▶ **Directive**
Your task is to repeat the entries exactly. Leave the pictures out.

Data items
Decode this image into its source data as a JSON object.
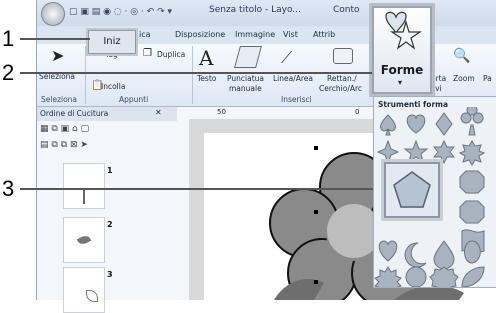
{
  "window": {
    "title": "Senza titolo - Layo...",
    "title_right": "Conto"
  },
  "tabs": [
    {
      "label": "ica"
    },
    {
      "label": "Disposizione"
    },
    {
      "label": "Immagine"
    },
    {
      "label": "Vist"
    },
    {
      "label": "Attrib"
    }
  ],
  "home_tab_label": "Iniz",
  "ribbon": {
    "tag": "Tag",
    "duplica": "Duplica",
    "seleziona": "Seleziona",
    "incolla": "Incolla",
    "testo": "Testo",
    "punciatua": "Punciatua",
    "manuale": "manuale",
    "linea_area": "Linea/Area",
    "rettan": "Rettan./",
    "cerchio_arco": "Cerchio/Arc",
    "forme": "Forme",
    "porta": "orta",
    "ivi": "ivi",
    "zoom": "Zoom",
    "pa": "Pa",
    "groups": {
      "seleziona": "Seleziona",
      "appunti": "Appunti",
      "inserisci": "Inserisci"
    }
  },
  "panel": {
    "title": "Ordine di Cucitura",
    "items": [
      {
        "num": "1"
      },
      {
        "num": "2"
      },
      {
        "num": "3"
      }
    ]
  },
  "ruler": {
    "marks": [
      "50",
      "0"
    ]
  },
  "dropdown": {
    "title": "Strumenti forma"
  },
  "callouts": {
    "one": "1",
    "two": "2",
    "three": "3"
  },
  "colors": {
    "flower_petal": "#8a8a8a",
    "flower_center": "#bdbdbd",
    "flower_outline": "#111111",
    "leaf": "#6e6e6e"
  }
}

▶ **Written reply**
Decode this image into its source data as a JSON object.
{
  "window": {
    "title": "Senza titolo - Layo...",
    "title_right": "Conto"
  },
  "tabs": [
    {
      "label": "ica"
    },
    {
      "label": "Disposizione"
    },
    {
      "label": "Immagine"
    },
    {
      "label": "Vist"
    },
    {
      "label": "Attrib"
    }
  ],
  "home_tab_label": "Iniz",
  "ribbon": {
    "tag": "Tag",
    "duplica": "Duplica",
    "seleziona": "Seleziona",
    "incolla": "Incolla",
    "testo": "Testo",
    "punciatua": "Punciatua",
    "manuale": "manuale",
    "linea_area": "Linea/Area",
    "rettan": "Rettan./",
    "cerchio_arco": "Cerchio/Arc",
    "forme": "Forme",
    "porta": "orta",
    "ivi": "ivi",
    "zoom": "Zoom",
    "pa": "Pa",
    "groups": {
      "seleziona": "Seleziona",
      "appunti": "Appunti",
      "inserisci": "Inserisci"
    }
  },
  "panel": {
    "title": "Ordine di Cucitura",
    "items": [
      {
        "num": "1"
      },
      {
        "num": "2"
      },
      {
        "num": "3"
      }
    ]
  },
  "ruler": {
    "marks": [
      "50",
      "0"
    ]
  },
  "dropdown": {
    "title": "Strumenti forma"
  },
  "callouts": {
    "one": "1",
    "two": "2",
    "three": "3"
  },
  "colors": {
    "flower_petal": "#8a8a8a",
    "flower_center": "#bdbdbd",
    "flower_outline": "#111111",
    "leaf": "#6e6e6e"
  }
}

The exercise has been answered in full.